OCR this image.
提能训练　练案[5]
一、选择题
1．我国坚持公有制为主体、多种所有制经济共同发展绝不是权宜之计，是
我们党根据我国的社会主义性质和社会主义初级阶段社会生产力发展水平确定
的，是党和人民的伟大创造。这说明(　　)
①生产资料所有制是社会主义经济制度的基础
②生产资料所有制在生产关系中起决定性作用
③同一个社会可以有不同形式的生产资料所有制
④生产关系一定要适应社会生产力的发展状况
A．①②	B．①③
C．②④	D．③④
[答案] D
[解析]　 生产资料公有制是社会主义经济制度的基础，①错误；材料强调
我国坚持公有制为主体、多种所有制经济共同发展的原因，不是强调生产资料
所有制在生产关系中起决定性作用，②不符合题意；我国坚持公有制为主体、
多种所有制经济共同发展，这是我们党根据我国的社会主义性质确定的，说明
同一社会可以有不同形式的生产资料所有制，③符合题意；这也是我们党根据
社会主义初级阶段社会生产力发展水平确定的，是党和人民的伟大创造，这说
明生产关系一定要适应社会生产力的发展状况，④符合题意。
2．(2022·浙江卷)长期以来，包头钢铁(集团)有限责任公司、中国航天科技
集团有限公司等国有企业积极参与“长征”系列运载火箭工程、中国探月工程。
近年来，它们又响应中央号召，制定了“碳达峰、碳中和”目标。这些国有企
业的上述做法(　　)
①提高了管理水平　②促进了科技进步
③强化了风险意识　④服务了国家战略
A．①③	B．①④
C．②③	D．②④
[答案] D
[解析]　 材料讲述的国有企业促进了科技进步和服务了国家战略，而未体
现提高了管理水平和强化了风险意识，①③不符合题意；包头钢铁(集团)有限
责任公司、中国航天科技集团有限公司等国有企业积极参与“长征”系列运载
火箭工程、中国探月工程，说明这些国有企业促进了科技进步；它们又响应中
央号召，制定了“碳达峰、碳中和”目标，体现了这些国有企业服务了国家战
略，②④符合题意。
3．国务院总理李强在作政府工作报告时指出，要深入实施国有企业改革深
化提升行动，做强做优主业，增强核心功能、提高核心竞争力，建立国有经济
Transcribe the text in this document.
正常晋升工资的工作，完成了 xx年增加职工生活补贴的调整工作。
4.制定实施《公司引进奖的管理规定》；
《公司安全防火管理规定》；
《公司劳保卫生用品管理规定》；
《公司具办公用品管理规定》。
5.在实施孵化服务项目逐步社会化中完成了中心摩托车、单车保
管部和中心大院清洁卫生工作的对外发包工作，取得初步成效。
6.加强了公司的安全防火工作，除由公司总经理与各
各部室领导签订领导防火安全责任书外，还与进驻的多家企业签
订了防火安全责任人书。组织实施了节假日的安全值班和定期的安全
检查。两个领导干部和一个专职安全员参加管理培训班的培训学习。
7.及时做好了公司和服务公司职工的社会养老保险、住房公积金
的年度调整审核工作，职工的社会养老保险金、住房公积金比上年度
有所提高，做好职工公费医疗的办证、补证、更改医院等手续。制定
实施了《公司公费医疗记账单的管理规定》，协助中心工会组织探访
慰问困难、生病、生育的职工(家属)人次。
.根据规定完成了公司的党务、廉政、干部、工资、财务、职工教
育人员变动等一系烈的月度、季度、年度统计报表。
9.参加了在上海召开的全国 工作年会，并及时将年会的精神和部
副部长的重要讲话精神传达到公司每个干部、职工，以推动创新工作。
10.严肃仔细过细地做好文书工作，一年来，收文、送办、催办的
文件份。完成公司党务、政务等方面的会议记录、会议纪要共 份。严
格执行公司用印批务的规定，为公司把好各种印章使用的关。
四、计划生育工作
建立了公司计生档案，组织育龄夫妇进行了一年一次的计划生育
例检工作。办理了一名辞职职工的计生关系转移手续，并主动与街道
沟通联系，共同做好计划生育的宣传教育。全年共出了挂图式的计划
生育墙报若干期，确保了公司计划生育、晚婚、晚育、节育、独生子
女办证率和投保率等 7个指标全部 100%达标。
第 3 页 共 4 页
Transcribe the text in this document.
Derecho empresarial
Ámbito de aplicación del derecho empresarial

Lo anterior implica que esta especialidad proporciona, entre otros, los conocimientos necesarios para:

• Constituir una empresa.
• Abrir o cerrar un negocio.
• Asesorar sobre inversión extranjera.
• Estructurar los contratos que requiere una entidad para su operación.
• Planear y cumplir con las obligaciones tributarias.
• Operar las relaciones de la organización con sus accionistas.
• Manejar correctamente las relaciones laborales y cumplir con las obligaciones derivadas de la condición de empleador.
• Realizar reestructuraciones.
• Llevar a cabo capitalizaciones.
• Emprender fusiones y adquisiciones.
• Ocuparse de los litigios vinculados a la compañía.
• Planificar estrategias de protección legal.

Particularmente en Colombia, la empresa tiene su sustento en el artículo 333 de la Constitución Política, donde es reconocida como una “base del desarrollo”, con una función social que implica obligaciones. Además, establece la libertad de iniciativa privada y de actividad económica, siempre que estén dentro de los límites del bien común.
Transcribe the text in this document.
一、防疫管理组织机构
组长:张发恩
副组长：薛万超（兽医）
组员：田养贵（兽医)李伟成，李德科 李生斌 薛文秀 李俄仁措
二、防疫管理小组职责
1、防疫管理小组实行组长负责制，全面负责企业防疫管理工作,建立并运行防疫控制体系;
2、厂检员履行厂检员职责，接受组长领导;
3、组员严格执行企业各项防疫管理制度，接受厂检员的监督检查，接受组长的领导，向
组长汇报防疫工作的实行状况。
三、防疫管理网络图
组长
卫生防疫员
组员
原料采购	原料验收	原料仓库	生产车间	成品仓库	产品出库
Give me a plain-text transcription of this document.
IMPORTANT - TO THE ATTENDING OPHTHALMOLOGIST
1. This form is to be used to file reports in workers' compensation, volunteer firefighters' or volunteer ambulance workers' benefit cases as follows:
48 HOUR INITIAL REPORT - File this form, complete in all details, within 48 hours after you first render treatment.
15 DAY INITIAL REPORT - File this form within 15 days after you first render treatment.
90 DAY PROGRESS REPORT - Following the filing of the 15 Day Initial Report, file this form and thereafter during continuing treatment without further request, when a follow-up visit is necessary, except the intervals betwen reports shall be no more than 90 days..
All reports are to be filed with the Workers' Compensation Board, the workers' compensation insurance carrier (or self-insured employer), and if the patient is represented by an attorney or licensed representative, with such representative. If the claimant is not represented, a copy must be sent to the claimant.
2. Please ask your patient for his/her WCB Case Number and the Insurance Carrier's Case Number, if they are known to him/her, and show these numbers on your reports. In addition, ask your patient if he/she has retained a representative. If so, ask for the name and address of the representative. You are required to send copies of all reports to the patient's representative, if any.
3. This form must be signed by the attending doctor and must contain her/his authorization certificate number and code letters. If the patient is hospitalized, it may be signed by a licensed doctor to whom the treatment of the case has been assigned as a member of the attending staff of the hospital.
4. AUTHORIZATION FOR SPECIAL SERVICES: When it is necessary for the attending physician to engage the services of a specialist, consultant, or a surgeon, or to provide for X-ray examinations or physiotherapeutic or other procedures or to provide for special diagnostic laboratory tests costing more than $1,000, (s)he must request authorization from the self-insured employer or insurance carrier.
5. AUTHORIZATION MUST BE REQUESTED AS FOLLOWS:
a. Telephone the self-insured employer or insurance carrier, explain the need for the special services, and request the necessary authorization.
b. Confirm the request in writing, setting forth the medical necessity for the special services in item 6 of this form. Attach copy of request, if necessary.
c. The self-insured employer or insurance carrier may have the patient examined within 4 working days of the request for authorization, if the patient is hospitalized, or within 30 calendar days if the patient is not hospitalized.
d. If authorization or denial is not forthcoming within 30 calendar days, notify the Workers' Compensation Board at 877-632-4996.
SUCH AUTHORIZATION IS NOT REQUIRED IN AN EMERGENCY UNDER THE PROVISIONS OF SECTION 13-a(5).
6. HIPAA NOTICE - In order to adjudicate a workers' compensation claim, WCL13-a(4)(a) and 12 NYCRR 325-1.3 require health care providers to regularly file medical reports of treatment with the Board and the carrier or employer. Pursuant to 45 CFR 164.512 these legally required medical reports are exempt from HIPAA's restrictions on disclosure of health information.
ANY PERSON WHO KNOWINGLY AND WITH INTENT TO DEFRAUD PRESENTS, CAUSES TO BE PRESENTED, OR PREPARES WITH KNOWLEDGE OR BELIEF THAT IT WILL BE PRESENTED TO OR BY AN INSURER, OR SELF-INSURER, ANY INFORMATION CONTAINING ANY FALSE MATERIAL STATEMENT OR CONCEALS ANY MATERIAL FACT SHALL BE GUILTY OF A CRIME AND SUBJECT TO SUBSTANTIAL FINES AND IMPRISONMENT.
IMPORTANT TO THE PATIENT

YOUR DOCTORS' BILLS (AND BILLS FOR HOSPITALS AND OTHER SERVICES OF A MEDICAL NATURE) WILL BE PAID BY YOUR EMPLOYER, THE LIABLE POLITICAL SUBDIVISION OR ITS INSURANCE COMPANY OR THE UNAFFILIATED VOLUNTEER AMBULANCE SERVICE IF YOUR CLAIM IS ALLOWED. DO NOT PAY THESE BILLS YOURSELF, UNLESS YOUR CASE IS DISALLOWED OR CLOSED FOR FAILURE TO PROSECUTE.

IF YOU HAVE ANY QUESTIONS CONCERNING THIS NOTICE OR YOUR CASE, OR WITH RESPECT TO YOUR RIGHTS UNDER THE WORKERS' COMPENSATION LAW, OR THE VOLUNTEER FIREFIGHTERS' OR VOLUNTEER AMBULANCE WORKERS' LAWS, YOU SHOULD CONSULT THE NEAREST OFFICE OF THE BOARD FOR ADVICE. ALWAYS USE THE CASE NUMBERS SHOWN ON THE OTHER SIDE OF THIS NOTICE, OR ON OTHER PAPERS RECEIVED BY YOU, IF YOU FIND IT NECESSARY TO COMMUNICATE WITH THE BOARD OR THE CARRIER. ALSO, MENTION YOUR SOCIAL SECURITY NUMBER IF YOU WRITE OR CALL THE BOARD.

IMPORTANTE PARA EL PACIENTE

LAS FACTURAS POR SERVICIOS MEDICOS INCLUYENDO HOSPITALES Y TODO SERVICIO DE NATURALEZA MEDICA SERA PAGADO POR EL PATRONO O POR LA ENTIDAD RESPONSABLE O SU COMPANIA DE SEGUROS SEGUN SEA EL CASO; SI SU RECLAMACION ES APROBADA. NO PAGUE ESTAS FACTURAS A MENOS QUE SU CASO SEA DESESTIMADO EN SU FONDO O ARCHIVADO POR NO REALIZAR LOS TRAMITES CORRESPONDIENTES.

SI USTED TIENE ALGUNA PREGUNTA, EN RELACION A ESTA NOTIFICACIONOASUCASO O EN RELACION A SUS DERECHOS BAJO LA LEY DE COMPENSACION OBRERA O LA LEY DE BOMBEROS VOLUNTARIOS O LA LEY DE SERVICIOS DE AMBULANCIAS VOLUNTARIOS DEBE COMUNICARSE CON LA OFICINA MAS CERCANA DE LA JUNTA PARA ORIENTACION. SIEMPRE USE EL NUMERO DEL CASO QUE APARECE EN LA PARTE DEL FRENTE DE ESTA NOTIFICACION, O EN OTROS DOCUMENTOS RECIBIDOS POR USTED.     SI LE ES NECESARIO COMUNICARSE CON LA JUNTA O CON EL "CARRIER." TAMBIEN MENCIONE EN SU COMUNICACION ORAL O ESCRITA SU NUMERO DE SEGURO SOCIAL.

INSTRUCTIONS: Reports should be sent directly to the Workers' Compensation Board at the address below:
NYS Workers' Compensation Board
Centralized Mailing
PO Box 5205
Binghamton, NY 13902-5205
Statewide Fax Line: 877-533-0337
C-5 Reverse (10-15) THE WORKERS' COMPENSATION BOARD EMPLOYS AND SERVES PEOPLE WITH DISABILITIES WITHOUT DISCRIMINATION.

-- What you should do --
Show, from the listing above, each line that contains the word "more".

-- Finished exercise --
90 DAY PROGRESS REPORT - Following the filing of the 15 Day Initial Report, file this form and thereafter during continuing treatment without further request, when a follow-up visit is necessary, except the intervals betwen reports shall be no more than 90 days..
4. AUTHORIZATION FOR SPECIAL SERVICES: When it is necessary for the attending physician to engage the services of a specialist, consultant, or a surgeon, or to provide for X-ray examinations or physiotherapeutic or other procedures or to provide for special diagnostic laboratory tests costing more than $1,000, (s)he must request authorization from the self-insured employer or insurance carrier.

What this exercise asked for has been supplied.